- **EXTRACTED RECORDS**:
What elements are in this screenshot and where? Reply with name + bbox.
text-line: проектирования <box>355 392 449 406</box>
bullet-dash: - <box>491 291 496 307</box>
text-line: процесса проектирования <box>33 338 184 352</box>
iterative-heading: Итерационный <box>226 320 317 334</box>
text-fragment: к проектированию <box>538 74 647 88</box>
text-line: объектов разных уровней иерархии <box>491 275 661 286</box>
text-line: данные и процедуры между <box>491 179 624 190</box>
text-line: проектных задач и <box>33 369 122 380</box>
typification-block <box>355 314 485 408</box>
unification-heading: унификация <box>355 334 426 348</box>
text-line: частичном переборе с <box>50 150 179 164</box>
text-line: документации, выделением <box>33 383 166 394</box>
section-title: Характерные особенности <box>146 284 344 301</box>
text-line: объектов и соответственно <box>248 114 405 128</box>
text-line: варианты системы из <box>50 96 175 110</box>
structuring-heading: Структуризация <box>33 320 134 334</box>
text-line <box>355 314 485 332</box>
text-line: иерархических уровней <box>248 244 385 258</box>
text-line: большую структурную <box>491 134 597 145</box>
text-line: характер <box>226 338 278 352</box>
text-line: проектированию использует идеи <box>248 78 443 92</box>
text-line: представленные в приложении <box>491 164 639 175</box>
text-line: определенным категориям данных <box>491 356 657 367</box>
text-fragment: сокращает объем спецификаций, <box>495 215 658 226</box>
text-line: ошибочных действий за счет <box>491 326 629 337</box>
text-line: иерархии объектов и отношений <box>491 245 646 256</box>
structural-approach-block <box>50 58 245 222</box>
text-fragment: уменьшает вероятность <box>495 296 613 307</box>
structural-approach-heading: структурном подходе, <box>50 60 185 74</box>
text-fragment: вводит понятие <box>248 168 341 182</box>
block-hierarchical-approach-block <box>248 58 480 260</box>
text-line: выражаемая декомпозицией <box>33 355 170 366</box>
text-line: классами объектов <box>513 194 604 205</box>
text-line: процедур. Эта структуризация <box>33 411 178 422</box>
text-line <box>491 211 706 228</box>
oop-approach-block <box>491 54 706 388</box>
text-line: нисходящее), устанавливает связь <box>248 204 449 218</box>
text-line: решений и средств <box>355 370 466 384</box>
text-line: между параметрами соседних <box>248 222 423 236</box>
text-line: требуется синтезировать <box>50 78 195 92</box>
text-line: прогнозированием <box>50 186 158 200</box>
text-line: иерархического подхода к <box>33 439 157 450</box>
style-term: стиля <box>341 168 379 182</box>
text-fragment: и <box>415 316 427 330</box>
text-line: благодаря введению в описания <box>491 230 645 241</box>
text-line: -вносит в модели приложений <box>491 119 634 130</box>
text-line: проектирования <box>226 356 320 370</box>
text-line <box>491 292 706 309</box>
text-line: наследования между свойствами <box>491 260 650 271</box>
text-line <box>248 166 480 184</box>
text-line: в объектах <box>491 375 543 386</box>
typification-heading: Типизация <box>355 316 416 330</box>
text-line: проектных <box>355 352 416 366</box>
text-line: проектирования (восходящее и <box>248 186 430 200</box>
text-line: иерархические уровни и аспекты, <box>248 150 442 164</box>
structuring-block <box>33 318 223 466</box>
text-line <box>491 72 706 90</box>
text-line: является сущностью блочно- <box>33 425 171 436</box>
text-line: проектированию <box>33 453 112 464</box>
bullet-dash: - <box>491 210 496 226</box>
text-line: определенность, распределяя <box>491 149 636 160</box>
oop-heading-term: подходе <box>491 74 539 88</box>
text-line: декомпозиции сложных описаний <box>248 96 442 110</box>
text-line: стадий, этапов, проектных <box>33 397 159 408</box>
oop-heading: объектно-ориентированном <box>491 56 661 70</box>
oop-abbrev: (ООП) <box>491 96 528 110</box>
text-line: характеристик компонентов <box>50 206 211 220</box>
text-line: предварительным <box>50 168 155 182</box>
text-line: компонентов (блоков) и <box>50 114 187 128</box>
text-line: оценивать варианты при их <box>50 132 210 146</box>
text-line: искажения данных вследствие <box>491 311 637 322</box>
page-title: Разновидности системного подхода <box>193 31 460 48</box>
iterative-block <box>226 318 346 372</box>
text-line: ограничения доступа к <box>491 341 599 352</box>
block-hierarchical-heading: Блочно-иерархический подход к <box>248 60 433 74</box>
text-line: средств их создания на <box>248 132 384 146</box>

- **INSTRUCTIONS FOR THE TASK**:
Transcribe the items word for word, from the first one through the item that contains "section-title: Характерные особенности". Include both of those items.

- **CORRECT RESPONSE**:
What elements are in this screenshot and where? Reply with name + bbox.
text-line: проектирования <box>355 392 449 406</box>
bullet-dash: - <box>491 291 496 307</box>
text-line: процесса проектирования <box>33 338 184 352</box>
iterative-heading: Итерационный <box>226 320 317 334</box>
text-fragment: к проектированию <box>538 74 647 88</box>
text-line: объектов разных уровней иерархии <box>491 275 661 286</box>
text-line: данные и процедуры между <box>491 179 624 190</box>
text-line: проектных задач и <box>33 369 122 380</box>
typification-block <box>355 314 485 408</box>
unification-heading: унификация <box>355 334 426 348</box>
text-line: частичном переборе с <box>50 150 179 164</box>
text-line: документации, выделением <box>33 383 166 394</box>
section-title: Характерные особенности <box>146 284 344 301</box>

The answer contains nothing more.